----- Extract provided -----
Archive for the ‘Timothy’ Category

“There is nothing that we are enduring that Jesus does not understand, and He waits for us to go to our Heavenly Father in prayer. If we will be obedient and if we are diligent, our prayers will be answered, our problems will diminish, our fears will dissipate, light will come upon us, the darkness of despair will be dispersed, and we will be close to the Lord.”

–Robert D. Hales, “Behold, We Count Them Happy Which Endure”, Ensign, May 1998

* * *

In 1968 a marathon runner by the name of John Stephen Akhwari represented Tanzania in an international competition. “A little over an hour after [the winner] had crossed the finish line, John Stephen Akhwari … approached the stadium, the last man to complete the journey. [Though suffering from fatigue, leg cramps, dehydration, and disorientation,] a voice called from within to go on, and so he went on. Afterwards, it was written, ‘Today we have seen a young African runner who symbolizes the finest in human spirit, a performance that gives meaning to the word courage.’

For some, the only reward is a personal one. [There are no medals, only] the knowledge that they finished what they set out to do” (The Last African Runner, Olympiad Series, written, directed, and produced by Bud Greenspan, Cappy Productions, 1976, videocassette).
----- Extracted information -----
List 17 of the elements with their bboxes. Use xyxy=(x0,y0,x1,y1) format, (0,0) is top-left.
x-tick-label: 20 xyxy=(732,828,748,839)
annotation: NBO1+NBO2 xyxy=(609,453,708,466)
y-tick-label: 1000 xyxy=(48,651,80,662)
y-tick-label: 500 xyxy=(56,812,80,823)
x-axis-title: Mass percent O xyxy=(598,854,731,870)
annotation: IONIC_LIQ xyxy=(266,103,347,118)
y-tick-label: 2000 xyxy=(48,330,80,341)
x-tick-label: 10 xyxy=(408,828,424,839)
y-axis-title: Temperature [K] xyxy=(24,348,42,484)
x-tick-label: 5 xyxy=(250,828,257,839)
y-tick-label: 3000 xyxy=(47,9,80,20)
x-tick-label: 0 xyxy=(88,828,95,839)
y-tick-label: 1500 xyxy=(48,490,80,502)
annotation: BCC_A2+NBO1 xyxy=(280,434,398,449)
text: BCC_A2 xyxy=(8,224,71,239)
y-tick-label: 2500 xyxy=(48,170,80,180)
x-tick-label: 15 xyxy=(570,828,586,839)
-----
### Exercises to complete
#1 According to the "Timothy" archive page, which country did John Stephen Akhwari represent in 1968?
#2 Based on the "Timothy" archive page, answer yes or no to each statement and quote the words from the page that settle it. (a) Akhwari was the last man to complete the race. (b) The Robert D. Hales quote comes from a 1998 issue of the Ensign. (c) Akhwari reached the stadium about thirty minutes after the winner.
#3 Carry on writing the "Timothy" archive page from the point where it stops.

### Outputs by task
#1 Tanzania

#2
(a) Yes: "the last man to complete the journey"
(b) Yes: "Ensign, May 1998"
(c) No: "A little over an hour after [the winner] had crossed the finish line"

#3
When asked why he would complete a race he could never win, Akhwari replied, “My country did not send me 5,000 miles to start the race; my country sent me to finish the race.”

He knew who he was—an athlete representing the country of Tanzania. He knew his purpose—to finish the race. He knew that he had to endure to the finish, so that he could honorably return home to Tanzania. Our mission in life is much the same. We were not sent by Father in Heaven just to be born. We were sent to endure and return to Him with honor.

Jesus chose not to be released from this world until He had endured to the end and completed the mission He had been sent to accomplish for mankind. Upon the cross of Calvary, Jesus commended His spirit to His Father with a simple statement, “It is finished” (John 19:30). Having endured to the end, He was released from mortality.

We, too, must endure to the end. The Book of Mormon teaches, “Unless a man shall endure to the end, in following the example of the Son of the living God, he cannot be saved” (2 Ne. 31:16).

May we be able to say as Paul said to Timothy, “I have fought a good fight, I have finished my course, I have kept [my] faith” (2 Tim. 4:7).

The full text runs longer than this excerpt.